Records about charts and figures:

§ §

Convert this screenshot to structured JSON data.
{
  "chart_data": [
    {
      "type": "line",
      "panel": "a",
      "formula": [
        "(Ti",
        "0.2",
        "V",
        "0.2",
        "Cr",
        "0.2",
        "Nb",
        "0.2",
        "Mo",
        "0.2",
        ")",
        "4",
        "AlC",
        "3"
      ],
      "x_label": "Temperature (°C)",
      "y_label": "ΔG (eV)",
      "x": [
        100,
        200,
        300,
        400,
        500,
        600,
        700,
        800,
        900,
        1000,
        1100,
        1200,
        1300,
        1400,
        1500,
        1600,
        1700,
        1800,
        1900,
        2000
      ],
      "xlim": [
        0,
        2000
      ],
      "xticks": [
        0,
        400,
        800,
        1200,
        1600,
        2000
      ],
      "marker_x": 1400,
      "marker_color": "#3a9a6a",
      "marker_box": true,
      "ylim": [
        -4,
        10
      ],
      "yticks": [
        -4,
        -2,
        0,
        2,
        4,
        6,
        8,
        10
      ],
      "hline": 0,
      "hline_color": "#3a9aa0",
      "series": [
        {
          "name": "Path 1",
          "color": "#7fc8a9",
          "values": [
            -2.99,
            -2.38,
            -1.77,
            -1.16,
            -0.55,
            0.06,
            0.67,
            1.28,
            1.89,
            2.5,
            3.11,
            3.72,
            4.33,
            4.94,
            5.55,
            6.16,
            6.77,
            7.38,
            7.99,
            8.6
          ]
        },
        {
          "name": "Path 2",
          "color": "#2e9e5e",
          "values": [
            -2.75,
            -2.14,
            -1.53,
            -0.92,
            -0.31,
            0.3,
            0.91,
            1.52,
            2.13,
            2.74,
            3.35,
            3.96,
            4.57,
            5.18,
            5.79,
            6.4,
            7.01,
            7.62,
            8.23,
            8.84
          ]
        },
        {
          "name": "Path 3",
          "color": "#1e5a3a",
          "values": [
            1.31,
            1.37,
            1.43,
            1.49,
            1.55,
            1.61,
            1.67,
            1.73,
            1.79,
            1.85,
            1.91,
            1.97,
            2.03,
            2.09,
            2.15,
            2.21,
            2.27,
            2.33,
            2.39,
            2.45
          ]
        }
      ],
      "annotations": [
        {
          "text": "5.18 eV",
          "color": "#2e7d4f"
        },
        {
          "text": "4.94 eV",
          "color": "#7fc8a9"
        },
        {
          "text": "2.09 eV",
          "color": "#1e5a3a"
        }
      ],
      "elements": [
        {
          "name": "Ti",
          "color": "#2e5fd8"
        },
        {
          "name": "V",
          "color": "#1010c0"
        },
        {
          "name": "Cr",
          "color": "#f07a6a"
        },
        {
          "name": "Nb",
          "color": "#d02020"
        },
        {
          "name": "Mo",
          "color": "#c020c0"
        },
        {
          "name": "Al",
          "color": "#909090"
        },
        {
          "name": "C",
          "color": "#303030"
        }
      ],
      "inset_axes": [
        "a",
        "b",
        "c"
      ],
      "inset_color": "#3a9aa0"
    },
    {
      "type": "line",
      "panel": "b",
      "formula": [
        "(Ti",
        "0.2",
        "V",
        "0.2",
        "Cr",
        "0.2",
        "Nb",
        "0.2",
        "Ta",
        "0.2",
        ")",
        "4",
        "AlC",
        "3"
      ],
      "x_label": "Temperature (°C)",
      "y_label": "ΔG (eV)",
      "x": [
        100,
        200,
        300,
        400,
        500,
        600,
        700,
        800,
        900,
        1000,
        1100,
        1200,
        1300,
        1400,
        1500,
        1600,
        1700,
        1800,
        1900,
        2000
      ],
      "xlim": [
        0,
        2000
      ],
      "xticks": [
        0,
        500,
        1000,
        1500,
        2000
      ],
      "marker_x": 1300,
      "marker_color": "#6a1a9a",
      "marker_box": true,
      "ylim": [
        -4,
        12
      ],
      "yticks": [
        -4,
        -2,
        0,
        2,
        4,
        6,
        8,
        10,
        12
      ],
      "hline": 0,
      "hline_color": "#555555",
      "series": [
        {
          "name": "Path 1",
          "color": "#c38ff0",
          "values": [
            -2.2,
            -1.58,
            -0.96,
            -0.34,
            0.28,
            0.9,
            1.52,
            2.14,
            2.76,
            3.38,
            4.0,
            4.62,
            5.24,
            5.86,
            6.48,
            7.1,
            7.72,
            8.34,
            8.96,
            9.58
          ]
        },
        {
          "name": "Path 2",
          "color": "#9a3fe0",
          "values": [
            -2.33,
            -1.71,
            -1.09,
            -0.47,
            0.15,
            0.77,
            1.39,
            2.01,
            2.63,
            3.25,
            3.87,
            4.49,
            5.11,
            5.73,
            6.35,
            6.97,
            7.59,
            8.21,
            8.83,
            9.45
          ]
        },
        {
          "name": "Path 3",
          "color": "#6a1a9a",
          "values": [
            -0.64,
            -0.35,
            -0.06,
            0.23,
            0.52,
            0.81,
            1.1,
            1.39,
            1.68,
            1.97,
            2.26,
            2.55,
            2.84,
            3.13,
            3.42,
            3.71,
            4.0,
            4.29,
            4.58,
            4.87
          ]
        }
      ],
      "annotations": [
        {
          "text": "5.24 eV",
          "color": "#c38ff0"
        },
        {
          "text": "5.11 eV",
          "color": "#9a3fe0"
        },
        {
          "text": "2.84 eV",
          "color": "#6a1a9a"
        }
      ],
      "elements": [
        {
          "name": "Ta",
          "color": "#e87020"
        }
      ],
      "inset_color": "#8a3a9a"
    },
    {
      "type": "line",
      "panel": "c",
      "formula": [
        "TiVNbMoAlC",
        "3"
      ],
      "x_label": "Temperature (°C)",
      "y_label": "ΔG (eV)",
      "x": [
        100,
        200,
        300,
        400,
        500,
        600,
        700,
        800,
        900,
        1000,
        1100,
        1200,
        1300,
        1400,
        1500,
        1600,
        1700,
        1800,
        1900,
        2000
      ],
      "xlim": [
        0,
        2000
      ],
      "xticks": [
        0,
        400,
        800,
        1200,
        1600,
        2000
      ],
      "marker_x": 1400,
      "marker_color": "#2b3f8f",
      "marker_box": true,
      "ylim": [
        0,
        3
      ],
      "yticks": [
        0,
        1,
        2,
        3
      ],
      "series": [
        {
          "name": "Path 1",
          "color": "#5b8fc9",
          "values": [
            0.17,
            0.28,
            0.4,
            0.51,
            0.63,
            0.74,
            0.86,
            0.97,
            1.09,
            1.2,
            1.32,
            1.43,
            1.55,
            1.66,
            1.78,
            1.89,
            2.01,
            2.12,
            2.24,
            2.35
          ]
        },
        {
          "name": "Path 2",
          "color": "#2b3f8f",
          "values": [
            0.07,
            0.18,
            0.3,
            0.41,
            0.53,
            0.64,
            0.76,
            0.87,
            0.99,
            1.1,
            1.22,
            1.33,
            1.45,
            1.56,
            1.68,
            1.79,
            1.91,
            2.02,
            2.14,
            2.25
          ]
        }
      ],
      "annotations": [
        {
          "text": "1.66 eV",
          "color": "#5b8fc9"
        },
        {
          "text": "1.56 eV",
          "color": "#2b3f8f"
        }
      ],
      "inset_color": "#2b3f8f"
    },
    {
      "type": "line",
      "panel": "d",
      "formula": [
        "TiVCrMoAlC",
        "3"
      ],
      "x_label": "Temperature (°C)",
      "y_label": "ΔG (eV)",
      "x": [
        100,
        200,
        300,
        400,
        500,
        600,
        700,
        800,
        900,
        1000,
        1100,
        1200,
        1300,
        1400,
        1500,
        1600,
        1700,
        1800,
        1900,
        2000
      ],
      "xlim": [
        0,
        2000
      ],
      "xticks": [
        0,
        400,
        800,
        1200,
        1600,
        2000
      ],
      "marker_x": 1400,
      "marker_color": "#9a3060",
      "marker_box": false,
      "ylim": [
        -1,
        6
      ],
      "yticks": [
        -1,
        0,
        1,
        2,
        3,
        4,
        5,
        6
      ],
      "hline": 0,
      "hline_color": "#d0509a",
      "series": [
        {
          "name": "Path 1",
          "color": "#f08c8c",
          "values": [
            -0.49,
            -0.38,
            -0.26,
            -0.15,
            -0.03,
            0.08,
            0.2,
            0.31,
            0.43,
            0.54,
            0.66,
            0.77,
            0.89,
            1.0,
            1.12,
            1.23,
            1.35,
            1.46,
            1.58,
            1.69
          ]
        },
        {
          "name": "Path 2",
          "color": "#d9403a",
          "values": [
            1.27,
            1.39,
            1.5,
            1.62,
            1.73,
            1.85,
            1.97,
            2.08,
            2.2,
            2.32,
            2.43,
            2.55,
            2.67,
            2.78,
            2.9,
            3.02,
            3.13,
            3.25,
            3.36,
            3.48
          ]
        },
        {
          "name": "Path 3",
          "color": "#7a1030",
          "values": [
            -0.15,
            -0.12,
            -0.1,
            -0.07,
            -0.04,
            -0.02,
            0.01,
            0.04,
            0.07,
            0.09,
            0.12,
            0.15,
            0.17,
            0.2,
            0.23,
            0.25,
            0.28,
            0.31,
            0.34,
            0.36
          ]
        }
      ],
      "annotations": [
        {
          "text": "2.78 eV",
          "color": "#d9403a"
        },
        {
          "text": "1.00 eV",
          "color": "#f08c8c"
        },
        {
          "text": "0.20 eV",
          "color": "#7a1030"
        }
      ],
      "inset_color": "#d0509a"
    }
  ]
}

§ §

## [TASK GOAL]
Scan the material above. Return every line containing the string "text".

## [REPLY TO THE EXERCISE]
          "text": "5.18 eV",
          "text": "4.94 eV",
          "text": "2.09 eV",
          "text": "5.24 eV",
          "text": "5.11 eV",
          "text": "2.84 eV",
          "text": "1.66 eV",
          "text": "1.56 eV",
          "text": "2.78 eV",
          "text": "1.00 eV",
          "text": "0.20 eV",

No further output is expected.